EXTRACTED MATERIAL
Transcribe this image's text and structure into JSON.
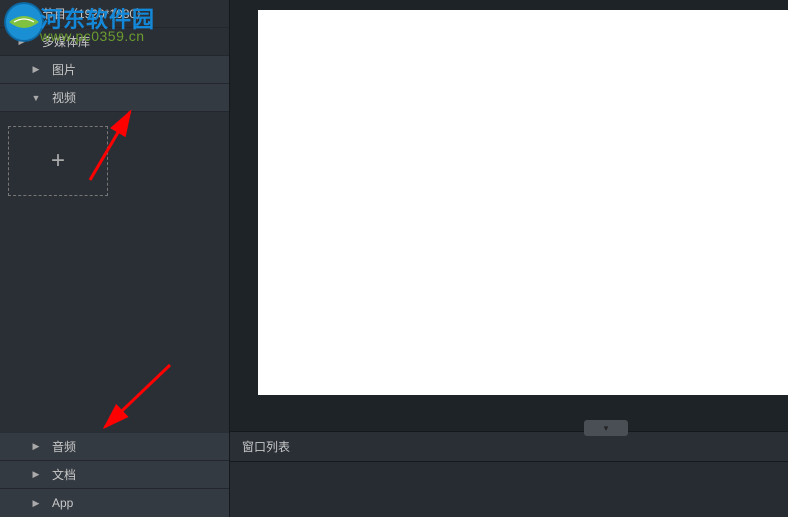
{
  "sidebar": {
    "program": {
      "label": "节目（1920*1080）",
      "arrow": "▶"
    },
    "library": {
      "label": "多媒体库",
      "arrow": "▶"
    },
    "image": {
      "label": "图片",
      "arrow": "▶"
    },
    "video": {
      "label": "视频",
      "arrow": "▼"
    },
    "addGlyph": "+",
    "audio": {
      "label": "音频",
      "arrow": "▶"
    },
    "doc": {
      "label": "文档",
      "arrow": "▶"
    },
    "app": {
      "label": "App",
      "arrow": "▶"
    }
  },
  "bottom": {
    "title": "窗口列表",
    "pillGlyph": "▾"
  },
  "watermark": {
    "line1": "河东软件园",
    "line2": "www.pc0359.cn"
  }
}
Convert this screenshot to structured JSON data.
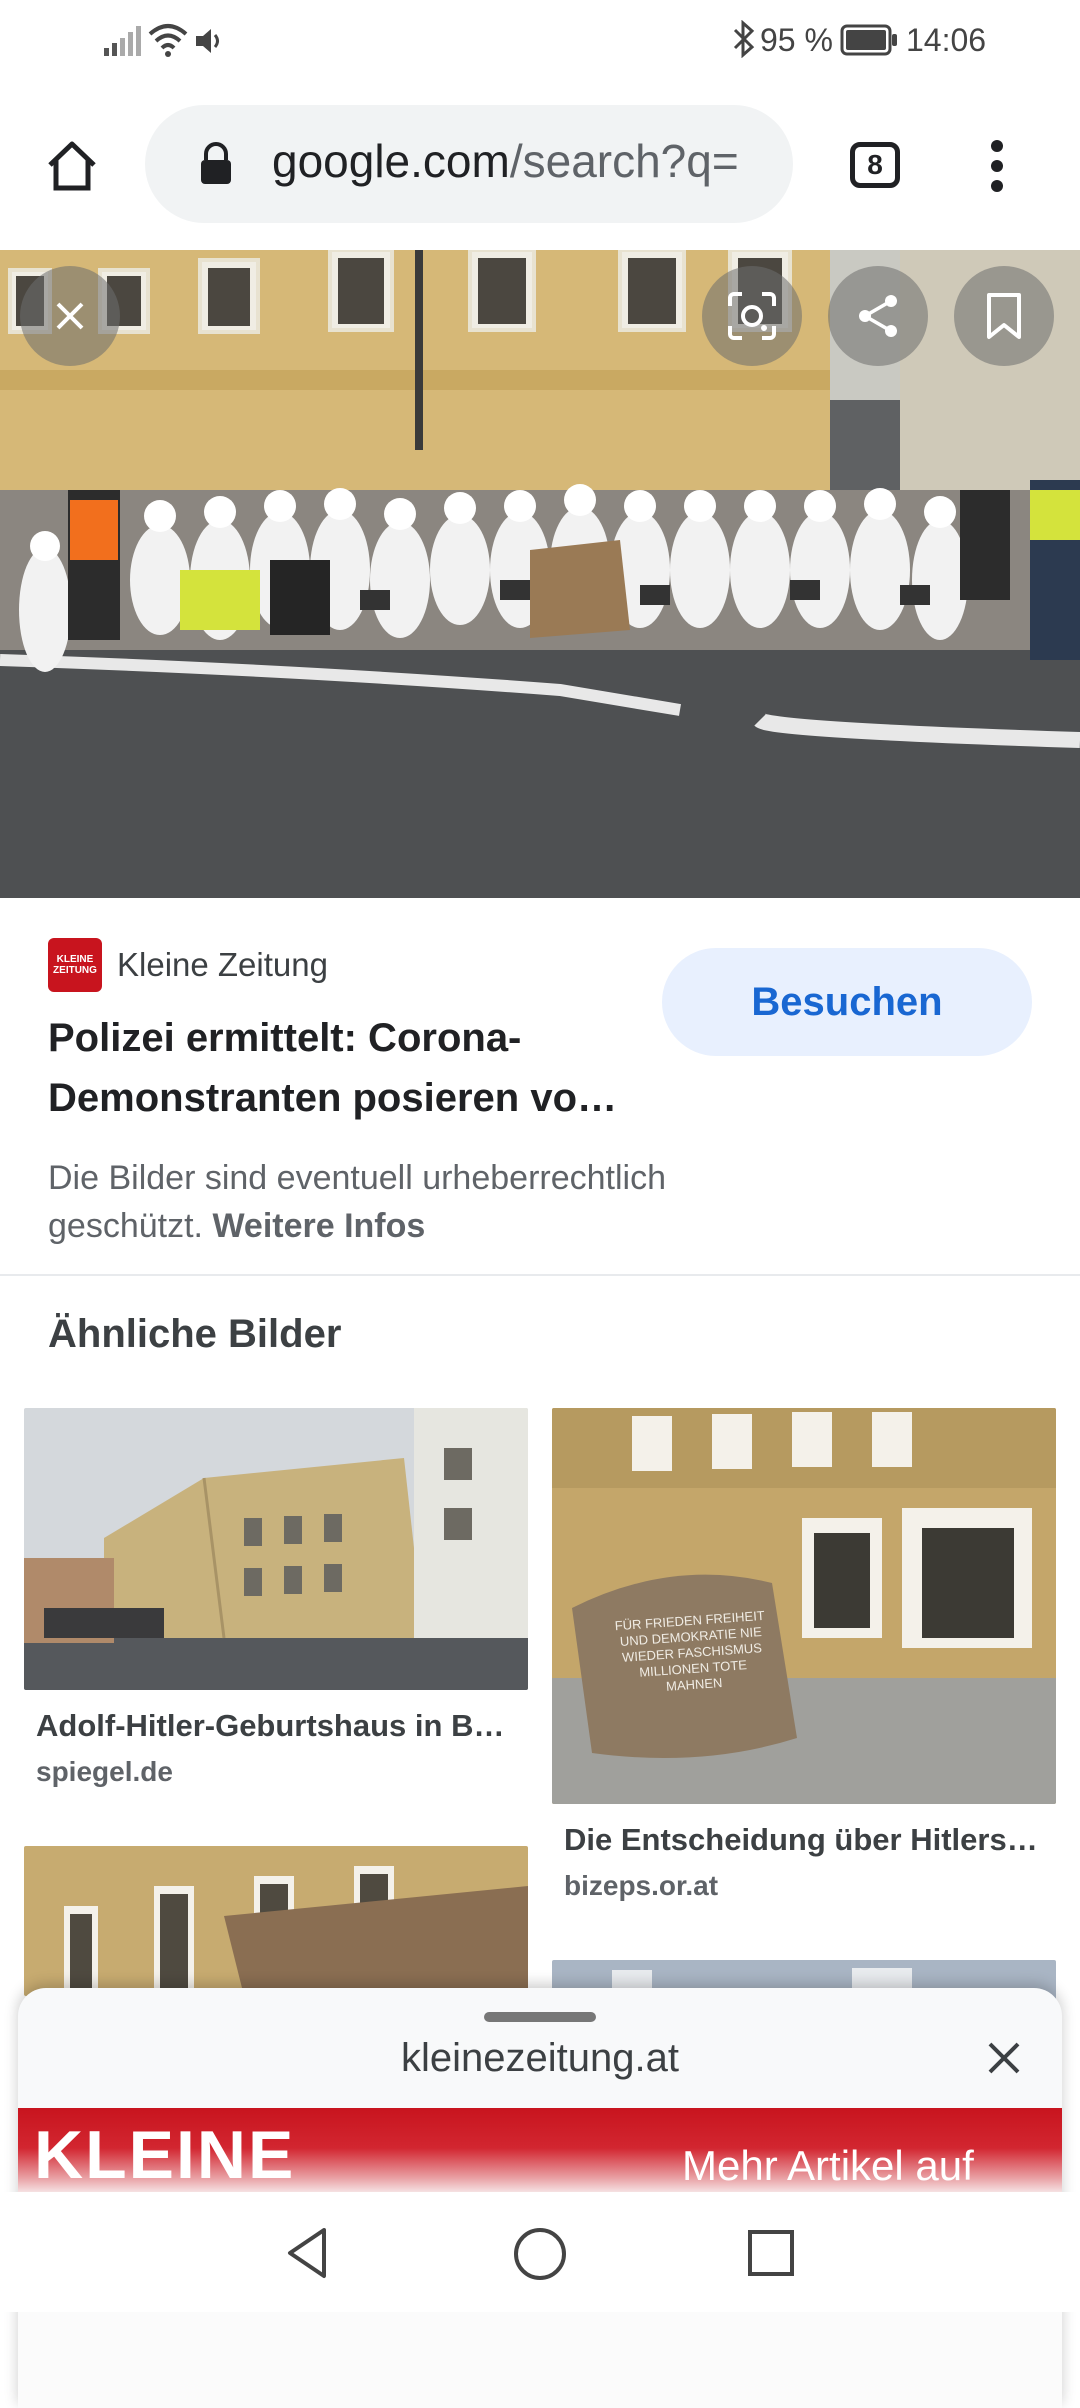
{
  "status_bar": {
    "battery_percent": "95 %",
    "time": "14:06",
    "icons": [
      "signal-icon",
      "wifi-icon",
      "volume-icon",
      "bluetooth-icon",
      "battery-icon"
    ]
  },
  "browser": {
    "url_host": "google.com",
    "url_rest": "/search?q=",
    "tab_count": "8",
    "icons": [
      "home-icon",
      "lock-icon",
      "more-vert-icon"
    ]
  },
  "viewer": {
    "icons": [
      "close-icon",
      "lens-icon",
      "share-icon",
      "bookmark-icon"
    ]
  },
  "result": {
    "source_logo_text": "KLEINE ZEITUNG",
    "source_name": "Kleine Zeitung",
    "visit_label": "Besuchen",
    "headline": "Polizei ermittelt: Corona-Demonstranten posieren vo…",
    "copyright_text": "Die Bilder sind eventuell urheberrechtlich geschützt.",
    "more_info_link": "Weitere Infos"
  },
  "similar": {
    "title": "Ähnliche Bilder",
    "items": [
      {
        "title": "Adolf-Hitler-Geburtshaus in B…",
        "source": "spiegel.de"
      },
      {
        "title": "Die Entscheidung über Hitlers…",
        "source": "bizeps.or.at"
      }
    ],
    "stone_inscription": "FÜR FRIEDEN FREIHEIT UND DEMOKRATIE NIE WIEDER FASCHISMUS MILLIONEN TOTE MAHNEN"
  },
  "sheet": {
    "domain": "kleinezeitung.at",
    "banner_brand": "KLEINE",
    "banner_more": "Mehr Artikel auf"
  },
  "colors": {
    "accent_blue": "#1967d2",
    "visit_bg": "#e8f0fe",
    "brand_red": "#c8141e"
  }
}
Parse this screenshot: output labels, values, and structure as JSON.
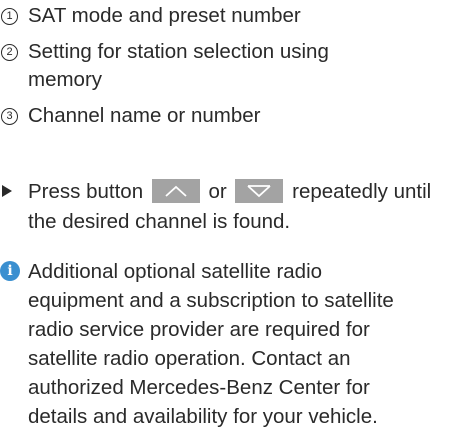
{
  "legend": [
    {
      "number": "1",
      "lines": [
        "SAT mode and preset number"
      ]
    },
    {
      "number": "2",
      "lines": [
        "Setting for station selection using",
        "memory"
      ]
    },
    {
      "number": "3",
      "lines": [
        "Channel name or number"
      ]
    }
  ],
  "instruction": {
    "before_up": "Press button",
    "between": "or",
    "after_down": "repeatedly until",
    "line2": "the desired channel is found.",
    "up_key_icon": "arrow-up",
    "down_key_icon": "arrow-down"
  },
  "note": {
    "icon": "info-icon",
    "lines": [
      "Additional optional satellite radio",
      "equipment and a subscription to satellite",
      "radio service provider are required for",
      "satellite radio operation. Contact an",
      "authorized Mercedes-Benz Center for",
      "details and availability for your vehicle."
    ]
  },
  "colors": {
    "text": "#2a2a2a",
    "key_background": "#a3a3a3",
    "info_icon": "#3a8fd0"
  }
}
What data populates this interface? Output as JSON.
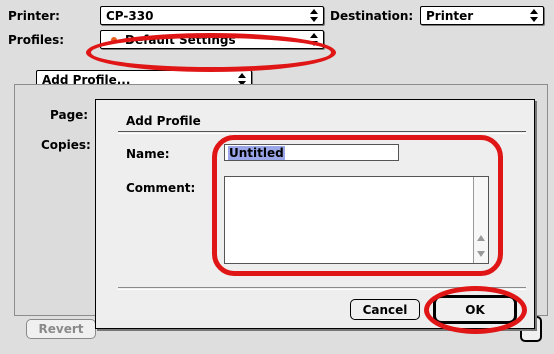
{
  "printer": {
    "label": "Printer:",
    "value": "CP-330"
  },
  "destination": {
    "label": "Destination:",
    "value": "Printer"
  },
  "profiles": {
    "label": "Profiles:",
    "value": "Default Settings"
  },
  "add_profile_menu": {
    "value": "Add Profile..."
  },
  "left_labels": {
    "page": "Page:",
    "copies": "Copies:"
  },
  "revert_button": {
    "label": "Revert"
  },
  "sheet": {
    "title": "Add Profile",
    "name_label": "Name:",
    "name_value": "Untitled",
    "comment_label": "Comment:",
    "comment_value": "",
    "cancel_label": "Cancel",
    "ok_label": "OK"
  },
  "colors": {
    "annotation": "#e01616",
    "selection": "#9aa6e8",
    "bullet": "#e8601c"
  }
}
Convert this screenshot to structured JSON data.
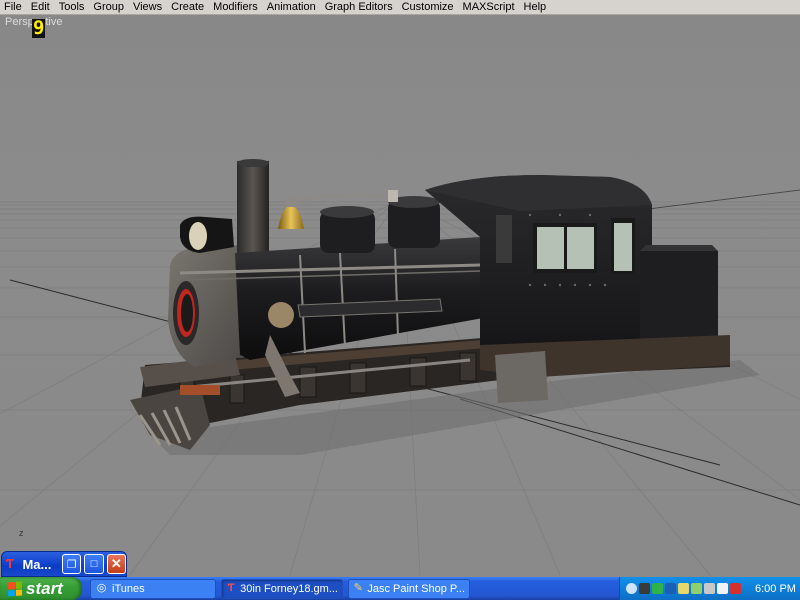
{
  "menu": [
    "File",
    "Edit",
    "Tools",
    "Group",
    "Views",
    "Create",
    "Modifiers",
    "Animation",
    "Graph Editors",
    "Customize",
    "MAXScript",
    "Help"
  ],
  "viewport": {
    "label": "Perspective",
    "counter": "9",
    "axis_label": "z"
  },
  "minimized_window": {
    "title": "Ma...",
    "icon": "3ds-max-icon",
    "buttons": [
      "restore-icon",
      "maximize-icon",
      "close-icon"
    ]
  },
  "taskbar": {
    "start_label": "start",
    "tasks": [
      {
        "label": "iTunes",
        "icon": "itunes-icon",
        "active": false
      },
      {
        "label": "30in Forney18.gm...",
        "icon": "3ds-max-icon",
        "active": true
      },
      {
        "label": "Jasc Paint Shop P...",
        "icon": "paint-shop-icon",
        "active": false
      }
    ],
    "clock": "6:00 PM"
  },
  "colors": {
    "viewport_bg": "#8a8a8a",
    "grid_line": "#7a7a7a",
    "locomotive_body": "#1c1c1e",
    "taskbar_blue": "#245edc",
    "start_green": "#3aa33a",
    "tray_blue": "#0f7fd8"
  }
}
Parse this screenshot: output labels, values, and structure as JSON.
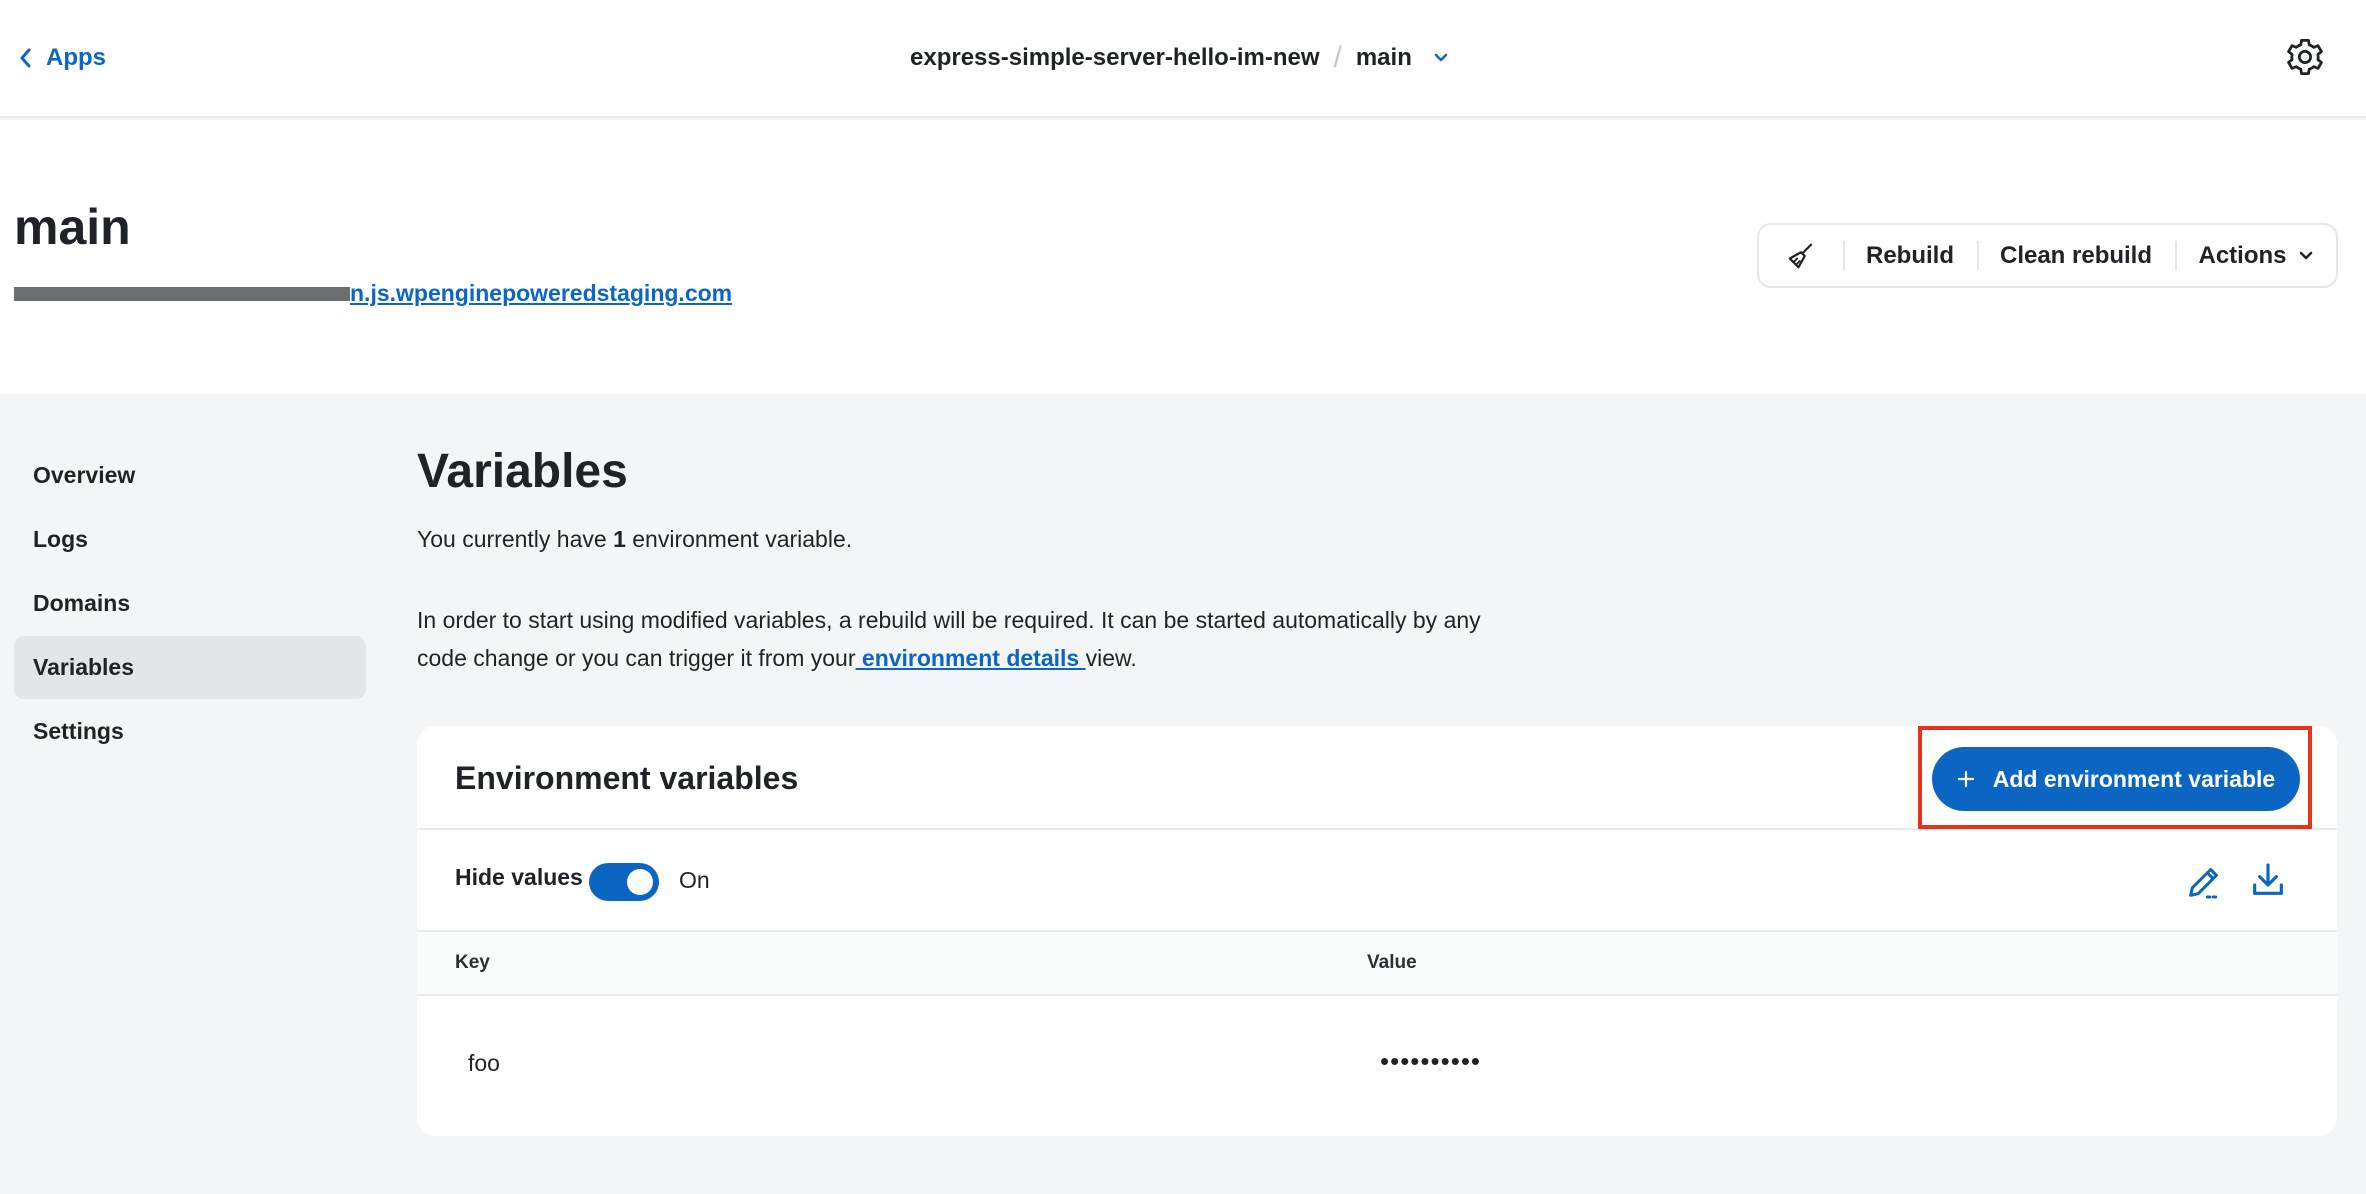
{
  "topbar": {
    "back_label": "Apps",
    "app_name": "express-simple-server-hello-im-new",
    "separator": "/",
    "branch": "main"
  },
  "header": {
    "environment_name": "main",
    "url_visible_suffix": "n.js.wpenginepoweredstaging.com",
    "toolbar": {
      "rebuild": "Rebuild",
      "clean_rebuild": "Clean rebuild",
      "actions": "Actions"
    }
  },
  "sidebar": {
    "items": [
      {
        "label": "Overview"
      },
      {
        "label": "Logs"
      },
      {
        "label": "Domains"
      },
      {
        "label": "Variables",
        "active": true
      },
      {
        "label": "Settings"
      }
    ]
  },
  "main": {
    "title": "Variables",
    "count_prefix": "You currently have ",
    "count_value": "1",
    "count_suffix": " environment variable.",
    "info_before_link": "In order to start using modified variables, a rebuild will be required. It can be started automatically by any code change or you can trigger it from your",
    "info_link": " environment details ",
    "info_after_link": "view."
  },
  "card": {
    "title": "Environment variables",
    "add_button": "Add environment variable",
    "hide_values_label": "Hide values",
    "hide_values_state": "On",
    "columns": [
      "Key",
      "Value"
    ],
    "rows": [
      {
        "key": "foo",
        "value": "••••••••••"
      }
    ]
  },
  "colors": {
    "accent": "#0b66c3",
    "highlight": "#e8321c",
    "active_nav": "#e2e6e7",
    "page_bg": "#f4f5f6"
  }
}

INSTRUCTIONS FOR THE TASK
Extract, from the material above, each line holding the word "satellite".

ANSWER TO THIS TASK
      "Additional optional satellite radio",
      "equipment and a subscription to satellite",
      "satellite radio operation. Contact an",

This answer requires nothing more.